* EXERCISE INSTRUCTIONS:
Gather, from the data below, each line in which the word "this" occurs.

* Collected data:

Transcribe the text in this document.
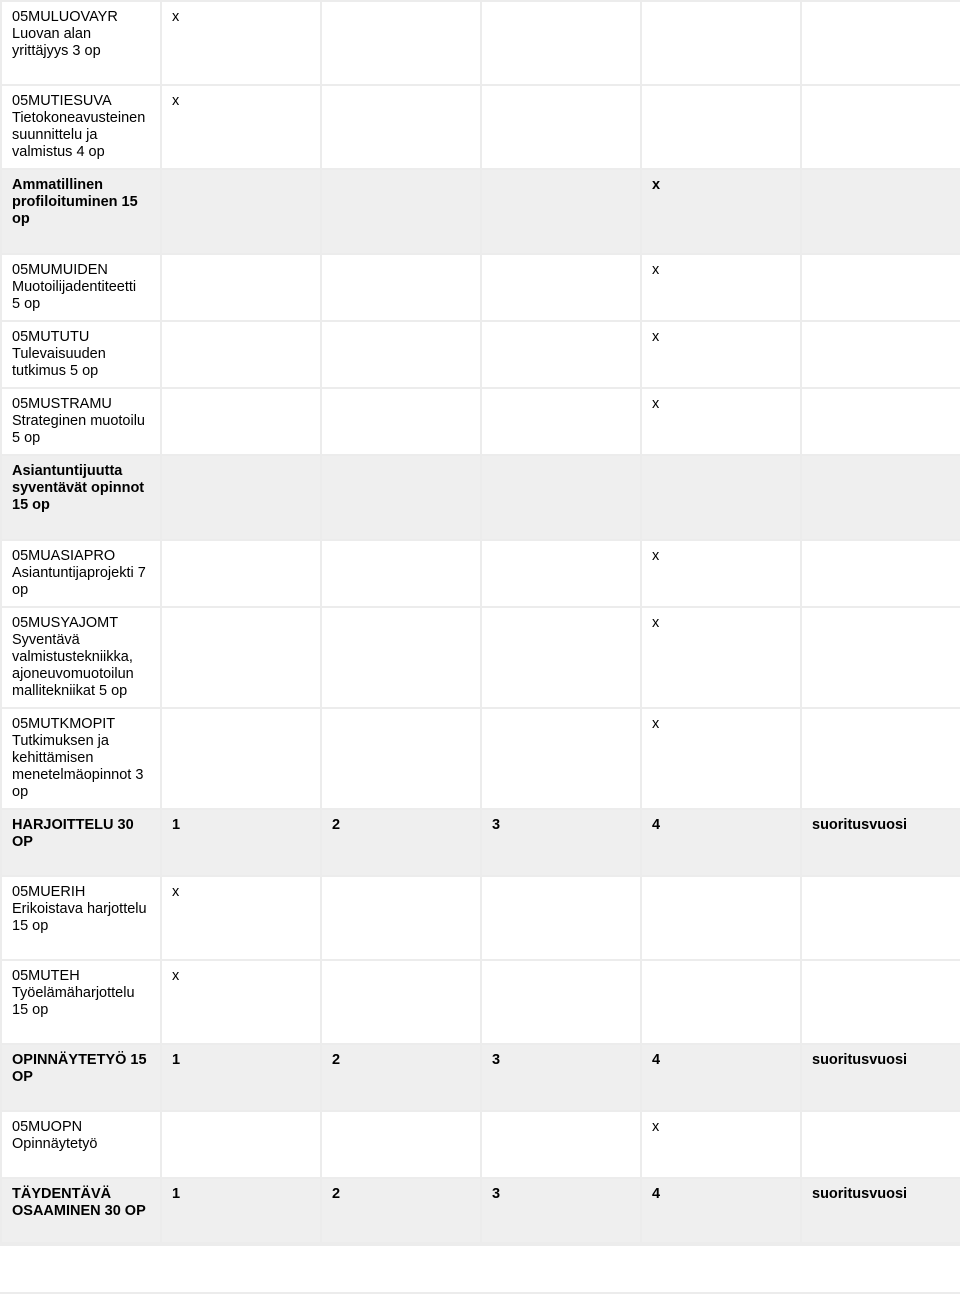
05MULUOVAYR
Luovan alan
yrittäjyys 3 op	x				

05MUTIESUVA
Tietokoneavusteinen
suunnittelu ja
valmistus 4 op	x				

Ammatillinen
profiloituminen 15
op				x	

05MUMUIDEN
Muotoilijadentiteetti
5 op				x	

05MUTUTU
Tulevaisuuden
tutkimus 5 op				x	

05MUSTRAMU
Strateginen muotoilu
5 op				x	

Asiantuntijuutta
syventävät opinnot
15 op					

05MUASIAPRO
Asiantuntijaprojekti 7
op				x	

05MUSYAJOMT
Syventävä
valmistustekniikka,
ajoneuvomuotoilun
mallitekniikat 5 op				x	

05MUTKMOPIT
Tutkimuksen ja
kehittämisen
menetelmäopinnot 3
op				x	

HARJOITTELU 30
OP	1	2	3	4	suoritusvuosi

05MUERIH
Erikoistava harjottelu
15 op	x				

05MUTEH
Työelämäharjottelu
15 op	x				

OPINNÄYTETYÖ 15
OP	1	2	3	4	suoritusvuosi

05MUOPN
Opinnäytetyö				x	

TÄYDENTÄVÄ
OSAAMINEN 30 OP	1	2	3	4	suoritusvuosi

==

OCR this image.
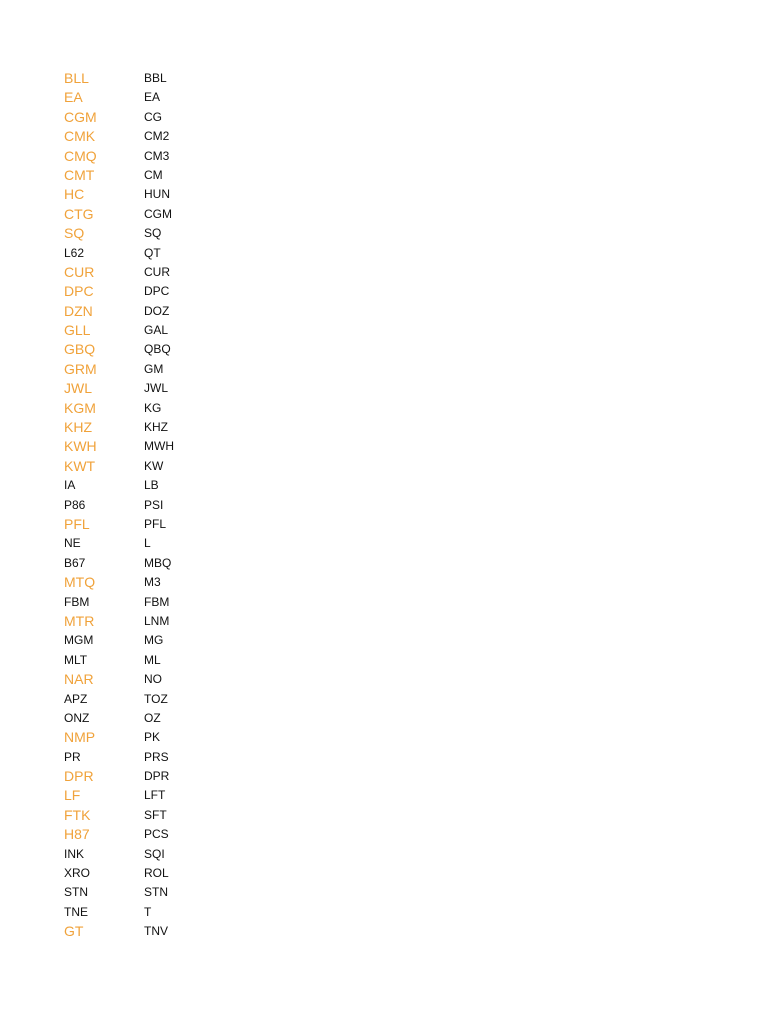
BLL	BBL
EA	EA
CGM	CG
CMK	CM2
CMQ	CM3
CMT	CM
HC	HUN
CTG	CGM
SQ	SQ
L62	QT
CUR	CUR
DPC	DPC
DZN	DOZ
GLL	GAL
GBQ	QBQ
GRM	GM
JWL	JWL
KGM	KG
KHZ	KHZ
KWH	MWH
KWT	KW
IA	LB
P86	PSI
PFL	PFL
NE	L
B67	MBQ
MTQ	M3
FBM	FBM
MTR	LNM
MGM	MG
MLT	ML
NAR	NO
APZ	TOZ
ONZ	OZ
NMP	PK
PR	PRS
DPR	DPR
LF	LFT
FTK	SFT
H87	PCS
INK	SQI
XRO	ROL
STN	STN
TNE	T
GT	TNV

* PROBLEM SOLUTION:
Transcribe the text in this document.
OCR this image.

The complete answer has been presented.